### PROMPT
Of the lines in the records that follow, how many include the word "possible"? Answer with a bare number.

Data excerpts
## start
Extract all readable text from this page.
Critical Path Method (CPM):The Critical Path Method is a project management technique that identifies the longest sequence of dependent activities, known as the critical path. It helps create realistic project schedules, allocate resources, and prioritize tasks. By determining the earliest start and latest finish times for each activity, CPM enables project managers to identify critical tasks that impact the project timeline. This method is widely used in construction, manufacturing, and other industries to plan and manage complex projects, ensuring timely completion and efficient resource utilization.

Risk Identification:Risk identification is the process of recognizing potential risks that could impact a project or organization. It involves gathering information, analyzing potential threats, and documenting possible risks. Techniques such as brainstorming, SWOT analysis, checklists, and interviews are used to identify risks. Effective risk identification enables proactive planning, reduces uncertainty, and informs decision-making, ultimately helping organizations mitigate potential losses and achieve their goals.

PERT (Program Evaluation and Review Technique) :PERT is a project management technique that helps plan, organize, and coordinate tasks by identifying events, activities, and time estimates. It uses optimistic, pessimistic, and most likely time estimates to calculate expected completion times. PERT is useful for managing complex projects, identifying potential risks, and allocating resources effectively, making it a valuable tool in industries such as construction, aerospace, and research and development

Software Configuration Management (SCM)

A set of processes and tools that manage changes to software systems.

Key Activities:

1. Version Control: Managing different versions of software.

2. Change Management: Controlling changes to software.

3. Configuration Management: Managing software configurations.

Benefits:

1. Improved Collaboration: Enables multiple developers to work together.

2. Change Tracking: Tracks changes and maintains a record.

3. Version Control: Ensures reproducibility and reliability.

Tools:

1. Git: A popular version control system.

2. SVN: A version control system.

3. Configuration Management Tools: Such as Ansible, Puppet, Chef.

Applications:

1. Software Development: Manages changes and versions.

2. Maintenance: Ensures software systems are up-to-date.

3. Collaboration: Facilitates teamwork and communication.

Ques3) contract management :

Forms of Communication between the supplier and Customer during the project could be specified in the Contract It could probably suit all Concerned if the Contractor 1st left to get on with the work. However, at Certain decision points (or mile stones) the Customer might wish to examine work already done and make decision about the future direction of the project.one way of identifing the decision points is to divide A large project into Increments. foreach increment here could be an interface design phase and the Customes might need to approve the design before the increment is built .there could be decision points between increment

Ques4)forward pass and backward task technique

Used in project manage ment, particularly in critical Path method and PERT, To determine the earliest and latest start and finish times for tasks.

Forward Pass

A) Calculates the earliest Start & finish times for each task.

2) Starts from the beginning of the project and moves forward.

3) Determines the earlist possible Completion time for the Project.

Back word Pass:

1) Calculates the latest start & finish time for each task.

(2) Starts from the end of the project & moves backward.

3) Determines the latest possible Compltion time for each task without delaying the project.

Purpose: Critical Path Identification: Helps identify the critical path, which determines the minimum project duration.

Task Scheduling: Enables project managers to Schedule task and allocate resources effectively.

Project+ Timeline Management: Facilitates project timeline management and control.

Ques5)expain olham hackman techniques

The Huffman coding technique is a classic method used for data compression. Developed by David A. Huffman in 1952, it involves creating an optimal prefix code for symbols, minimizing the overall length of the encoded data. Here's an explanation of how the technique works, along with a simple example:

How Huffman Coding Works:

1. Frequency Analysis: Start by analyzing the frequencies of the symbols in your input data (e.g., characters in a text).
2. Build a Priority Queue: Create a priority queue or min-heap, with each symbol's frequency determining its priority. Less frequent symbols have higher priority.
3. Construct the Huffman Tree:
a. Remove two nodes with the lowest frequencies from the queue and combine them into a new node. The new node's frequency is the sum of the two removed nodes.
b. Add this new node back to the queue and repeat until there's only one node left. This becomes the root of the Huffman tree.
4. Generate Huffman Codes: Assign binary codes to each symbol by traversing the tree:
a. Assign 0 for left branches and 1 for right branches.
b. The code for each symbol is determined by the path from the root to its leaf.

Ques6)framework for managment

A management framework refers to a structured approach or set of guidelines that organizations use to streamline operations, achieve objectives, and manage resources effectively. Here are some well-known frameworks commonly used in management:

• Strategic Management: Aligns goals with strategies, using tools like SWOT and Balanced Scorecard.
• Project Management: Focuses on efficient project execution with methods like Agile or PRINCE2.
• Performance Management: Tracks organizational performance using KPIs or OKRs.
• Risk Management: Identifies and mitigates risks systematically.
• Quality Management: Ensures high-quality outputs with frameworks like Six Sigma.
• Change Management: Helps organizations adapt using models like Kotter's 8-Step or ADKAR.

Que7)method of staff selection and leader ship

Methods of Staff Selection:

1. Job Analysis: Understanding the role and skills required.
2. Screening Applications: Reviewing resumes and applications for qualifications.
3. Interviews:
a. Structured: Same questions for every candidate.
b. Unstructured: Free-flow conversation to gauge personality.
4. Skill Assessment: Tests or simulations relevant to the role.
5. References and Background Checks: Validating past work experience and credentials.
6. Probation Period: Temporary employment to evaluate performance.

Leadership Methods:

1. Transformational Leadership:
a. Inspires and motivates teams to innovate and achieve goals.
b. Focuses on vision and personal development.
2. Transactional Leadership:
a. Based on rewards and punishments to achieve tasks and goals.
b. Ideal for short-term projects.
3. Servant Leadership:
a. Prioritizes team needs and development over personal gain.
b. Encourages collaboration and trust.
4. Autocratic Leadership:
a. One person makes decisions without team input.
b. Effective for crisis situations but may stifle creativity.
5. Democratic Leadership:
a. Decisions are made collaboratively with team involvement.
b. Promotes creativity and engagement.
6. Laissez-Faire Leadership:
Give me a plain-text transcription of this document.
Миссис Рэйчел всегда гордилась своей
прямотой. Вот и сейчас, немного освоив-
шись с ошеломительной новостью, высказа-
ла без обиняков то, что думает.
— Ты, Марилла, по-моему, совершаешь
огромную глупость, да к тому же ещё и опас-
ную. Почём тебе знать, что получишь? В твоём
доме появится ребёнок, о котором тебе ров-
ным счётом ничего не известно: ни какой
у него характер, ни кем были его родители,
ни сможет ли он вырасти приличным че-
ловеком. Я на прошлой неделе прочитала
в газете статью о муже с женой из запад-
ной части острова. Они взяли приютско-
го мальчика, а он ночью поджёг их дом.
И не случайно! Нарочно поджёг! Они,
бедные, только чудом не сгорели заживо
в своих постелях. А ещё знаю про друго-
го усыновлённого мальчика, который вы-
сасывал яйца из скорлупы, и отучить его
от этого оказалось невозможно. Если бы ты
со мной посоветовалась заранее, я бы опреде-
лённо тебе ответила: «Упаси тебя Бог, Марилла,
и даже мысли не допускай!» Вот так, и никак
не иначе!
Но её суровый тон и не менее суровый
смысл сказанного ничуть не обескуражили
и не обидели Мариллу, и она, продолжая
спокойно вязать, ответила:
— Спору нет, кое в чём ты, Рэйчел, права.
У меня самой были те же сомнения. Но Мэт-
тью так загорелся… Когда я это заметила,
## end
### RESPONSE BELOW
3